• _DESCRIPTION OF THE TASK_: Report only the number of lines in this material that include "data".
☆ ☆ ☆ ☆ ☆ ☆ ☆
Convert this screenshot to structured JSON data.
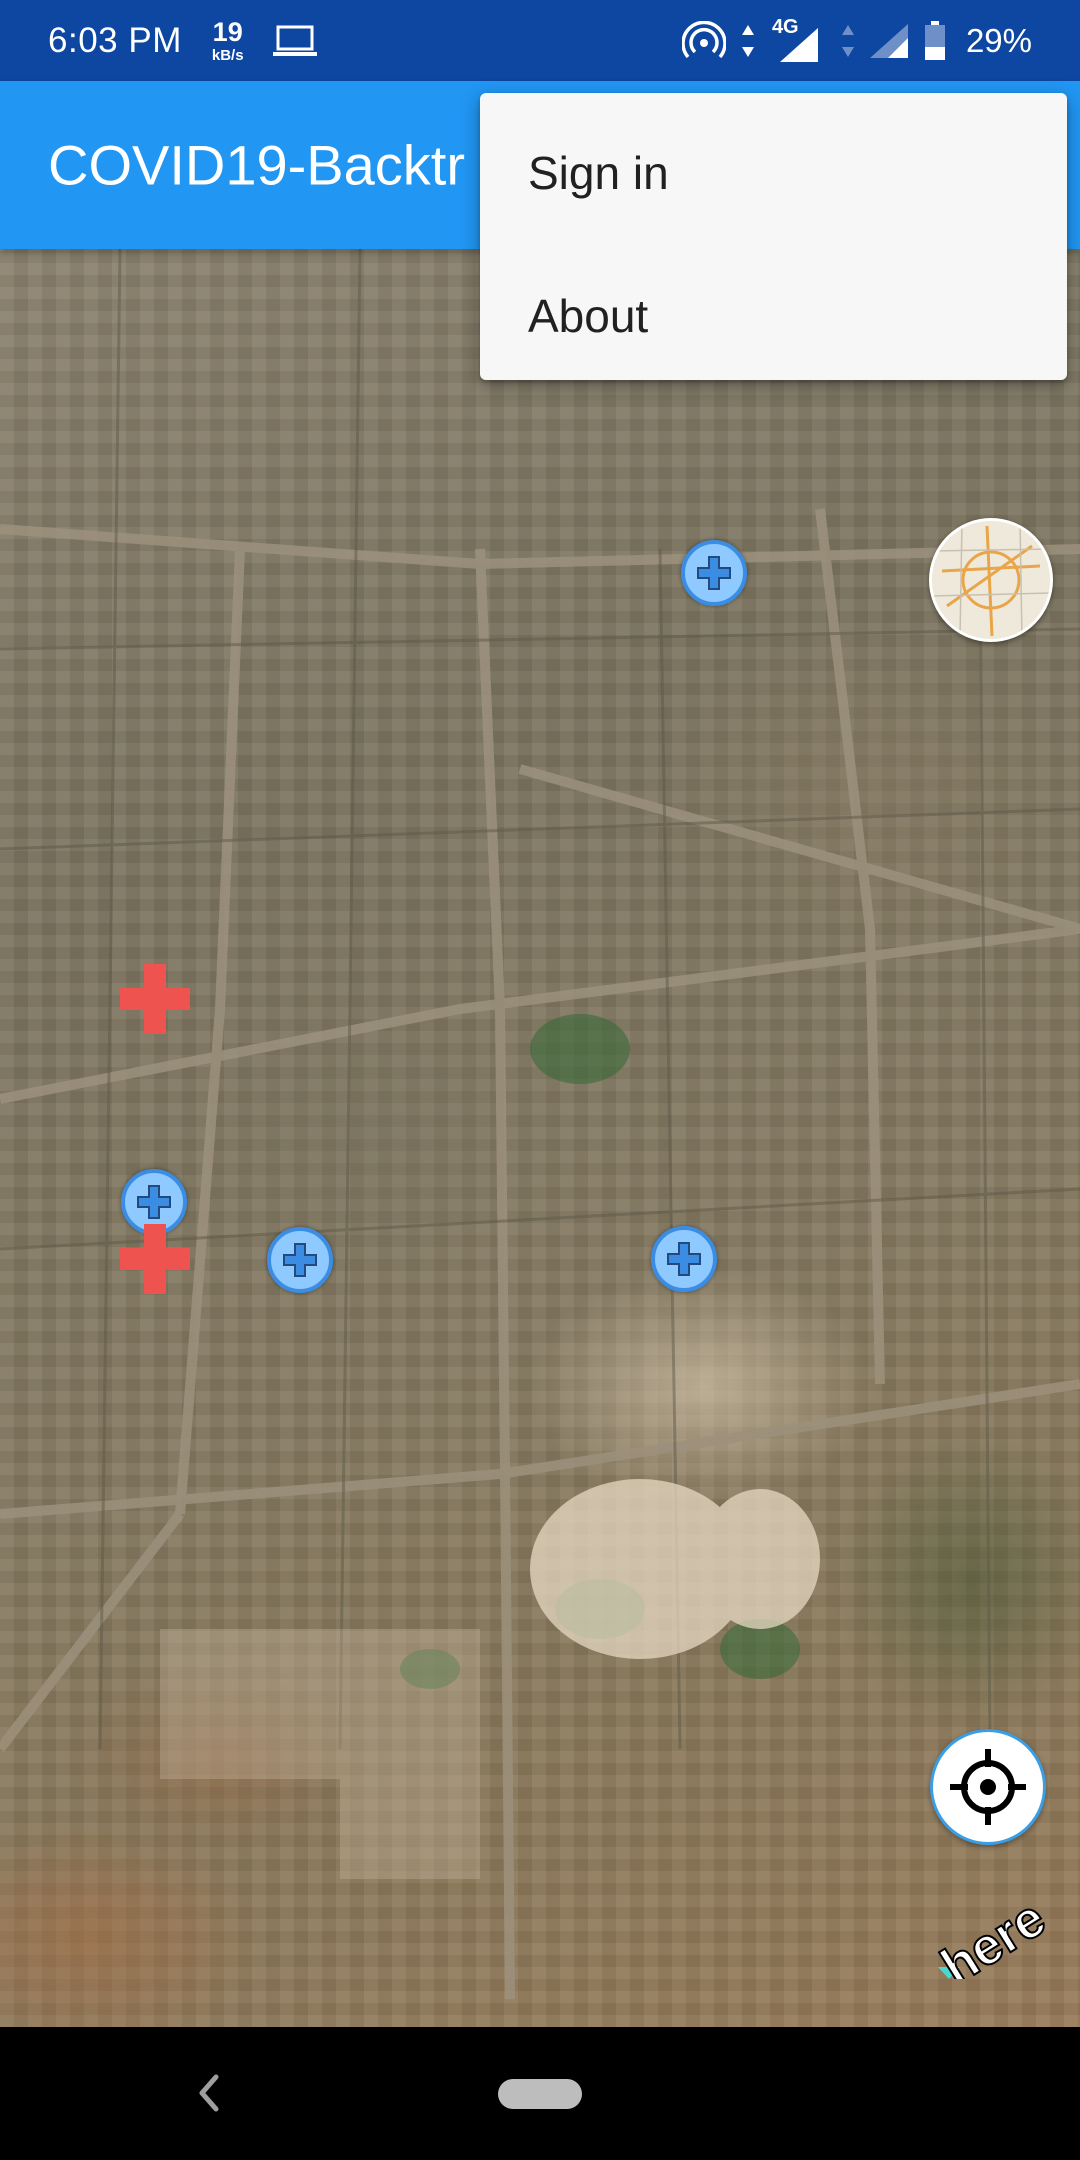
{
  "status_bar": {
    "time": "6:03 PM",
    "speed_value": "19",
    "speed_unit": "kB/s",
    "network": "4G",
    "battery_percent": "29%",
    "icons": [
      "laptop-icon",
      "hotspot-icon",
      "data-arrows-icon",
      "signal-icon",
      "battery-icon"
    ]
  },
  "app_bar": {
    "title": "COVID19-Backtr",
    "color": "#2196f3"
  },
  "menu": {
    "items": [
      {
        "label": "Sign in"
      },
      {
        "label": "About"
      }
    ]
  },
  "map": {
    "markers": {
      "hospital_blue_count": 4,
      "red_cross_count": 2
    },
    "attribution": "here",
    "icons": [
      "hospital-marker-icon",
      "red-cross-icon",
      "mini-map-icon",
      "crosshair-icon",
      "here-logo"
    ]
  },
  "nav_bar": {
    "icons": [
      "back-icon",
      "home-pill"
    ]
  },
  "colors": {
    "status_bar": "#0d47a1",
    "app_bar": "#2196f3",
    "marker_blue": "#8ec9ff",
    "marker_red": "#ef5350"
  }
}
☆ ☆ ☆ ☆ ☆ ☆ ☆
• _ANSWER TO THE EXERCISE_: 2